- **What you will do**
Locate every line in the records below that holds the word "China" and return each one.

- **Working data**
+ + +
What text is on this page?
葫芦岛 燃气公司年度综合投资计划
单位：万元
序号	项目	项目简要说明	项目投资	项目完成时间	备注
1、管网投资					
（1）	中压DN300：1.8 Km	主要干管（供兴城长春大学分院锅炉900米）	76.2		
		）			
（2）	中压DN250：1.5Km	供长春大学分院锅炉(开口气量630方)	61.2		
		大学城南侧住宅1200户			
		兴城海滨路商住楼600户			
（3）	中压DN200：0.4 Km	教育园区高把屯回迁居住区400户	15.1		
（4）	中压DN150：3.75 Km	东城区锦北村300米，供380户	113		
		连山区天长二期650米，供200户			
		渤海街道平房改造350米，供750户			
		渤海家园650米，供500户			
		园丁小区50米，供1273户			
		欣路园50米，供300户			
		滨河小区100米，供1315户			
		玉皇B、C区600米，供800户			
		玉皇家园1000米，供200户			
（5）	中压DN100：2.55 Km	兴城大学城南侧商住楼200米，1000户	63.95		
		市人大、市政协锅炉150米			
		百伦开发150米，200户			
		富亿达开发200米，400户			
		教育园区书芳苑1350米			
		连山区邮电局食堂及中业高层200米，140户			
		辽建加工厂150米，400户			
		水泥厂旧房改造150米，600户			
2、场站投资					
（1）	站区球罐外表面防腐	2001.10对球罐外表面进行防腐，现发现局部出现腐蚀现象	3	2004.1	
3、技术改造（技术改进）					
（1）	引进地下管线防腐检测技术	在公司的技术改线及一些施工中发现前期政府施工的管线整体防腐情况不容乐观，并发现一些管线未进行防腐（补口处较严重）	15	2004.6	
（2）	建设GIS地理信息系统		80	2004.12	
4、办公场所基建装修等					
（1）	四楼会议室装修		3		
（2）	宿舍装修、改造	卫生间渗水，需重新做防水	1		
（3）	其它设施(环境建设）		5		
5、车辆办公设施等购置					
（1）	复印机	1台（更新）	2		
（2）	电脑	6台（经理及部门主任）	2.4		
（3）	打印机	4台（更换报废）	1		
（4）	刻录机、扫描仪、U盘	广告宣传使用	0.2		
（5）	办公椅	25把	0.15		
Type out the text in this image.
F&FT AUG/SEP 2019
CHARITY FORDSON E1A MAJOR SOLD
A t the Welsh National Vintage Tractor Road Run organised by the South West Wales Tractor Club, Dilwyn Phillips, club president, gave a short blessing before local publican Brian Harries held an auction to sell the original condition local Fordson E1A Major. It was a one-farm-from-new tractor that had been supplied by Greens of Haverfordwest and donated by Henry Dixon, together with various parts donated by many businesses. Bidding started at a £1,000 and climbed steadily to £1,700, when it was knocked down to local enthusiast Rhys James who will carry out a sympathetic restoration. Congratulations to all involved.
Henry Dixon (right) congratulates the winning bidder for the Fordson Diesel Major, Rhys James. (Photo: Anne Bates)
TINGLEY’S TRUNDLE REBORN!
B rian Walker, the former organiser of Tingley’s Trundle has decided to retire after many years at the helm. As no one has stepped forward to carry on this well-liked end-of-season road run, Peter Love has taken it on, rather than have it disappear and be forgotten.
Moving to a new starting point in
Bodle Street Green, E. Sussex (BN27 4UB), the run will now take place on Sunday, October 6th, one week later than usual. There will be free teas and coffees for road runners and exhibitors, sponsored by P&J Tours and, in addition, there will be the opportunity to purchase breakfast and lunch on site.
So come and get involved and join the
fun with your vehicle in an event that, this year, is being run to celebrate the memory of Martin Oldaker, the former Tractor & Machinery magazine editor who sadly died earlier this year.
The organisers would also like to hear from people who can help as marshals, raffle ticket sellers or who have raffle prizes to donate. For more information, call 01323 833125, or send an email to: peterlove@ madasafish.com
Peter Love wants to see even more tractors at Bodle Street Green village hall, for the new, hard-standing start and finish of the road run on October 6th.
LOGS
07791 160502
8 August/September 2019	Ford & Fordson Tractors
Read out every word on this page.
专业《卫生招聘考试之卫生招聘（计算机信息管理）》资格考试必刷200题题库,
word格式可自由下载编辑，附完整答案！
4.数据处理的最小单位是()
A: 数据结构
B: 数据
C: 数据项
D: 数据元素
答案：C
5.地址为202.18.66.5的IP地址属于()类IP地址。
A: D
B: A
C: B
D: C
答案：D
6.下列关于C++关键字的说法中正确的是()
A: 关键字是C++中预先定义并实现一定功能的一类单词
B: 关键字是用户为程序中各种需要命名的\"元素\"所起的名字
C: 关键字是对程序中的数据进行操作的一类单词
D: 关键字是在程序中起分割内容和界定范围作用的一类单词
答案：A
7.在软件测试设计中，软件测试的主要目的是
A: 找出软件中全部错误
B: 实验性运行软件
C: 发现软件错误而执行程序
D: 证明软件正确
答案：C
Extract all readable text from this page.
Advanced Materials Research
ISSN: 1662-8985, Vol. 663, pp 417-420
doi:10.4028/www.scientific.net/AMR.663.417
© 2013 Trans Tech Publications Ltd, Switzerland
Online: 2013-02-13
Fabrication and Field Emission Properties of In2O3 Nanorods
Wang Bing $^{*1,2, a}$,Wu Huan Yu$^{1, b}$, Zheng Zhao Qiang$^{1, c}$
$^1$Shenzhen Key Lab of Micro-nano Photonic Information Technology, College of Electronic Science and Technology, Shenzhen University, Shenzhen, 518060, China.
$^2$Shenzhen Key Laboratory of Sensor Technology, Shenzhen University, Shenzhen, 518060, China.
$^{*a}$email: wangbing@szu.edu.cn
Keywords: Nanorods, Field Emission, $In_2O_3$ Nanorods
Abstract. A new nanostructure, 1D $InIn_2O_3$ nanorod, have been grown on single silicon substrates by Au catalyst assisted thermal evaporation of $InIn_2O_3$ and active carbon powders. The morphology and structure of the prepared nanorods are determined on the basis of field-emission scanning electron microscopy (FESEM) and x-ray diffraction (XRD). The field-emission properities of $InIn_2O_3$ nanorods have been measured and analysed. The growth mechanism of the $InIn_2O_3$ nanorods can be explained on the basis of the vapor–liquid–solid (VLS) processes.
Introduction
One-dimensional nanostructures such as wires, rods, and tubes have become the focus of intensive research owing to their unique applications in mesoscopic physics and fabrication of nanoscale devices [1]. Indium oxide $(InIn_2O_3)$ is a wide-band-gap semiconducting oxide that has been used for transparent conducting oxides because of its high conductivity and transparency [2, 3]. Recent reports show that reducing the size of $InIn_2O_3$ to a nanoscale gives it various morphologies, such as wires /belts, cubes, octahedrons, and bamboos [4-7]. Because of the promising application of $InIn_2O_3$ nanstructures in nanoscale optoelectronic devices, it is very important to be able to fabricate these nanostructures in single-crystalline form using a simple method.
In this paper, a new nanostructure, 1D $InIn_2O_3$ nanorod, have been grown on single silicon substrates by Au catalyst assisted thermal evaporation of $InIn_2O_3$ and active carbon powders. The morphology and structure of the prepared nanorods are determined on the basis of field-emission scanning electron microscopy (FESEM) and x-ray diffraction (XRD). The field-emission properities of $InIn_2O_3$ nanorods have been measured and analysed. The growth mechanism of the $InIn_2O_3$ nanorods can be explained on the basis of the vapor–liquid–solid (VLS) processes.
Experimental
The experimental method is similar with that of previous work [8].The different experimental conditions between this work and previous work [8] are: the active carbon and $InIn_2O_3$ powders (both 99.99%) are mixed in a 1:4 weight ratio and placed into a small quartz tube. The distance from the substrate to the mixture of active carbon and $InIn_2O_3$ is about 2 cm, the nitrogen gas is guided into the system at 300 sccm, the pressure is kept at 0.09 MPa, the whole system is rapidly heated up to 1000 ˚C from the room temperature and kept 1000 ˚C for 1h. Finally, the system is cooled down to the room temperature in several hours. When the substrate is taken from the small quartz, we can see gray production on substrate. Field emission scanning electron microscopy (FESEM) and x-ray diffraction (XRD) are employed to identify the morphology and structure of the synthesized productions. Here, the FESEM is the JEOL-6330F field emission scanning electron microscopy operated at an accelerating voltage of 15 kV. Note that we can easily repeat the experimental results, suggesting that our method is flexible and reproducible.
+ + +
- **Answer for the task**
$^1$Shenzhen Key Lab of Micro-nano Photonic Information Technology, College of Electronic Science and Technology, Shenzhen University, Shenzhen, 518060, China.
$^2$Shenzhen Key Laboratory of Sensor Technology, Shenzhen University, Shenzhen, 518060, China.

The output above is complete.